Gather each line in the entries that includes the string "JSON".

* Begin *

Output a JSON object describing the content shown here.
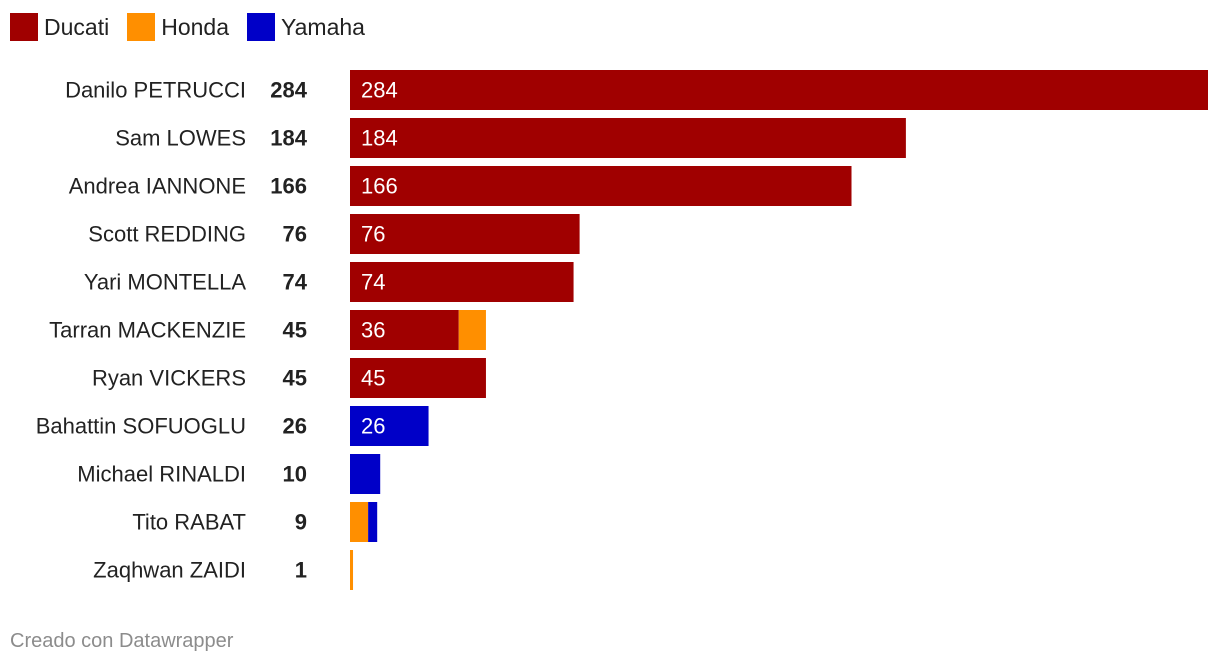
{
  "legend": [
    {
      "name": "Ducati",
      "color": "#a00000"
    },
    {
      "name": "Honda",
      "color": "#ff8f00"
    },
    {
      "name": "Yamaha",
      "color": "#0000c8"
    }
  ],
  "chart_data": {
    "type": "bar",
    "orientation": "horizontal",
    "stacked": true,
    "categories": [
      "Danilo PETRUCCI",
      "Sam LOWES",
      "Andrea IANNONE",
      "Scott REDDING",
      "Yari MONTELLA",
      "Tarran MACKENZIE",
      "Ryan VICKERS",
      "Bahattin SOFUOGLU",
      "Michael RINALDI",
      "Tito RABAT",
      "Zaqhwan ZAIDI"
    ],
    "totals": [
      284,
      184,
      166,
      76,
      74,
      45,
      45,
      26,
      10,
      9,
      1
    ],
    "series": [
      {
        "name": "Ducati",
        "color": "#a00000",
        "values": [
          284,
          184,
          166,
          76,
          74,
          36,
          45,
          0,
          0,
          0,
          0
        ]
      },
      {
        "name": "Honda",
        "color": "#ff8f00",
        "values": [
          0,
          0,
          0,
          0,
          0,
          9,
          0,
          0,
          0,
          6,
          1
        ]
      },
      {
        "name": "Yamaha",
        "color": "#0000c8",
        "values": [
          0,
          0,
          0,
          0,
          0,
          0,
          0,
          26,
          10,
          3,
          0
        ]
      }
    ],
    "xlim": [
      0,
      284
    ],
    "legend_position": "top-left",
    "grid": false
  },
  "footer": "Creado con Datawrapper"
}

* End *
* Begin *

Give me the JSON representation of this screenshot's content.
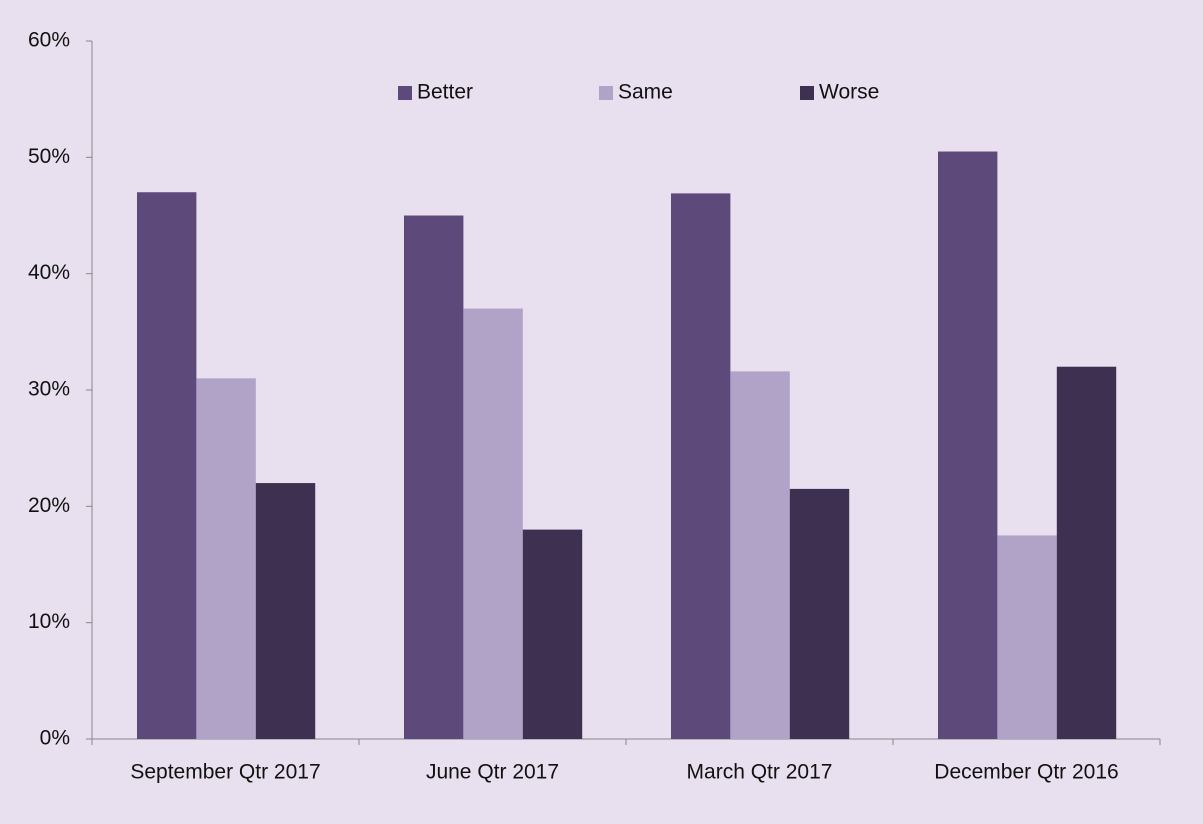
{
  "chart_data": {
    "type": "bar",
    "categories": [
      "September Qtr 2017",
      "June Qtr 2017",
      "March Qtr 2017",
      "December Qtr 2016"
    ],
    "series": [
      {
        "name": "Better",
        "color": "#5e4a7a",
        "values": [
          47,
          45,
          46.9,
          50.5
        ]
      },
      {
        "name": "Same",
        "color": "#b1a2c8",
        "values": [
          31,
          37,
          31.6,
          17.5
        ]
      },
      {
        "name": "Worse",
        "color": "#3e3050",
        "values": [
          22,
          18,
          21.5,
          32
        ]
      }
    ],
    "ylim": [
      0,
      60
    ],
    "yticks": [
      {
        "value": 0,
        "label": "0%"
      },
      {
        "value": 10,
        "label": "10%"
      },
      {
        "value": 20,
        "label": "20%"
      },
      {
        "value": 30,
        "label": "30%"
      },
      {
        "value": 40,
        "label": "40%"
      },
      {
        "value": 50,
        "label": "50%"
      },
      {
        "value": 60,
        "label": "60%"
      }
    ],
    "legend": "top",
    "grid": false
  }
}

* End *

* Exercise answer:
Output a JSON object describing the content shown here.
Give me the JSON representation of this screenshot's content.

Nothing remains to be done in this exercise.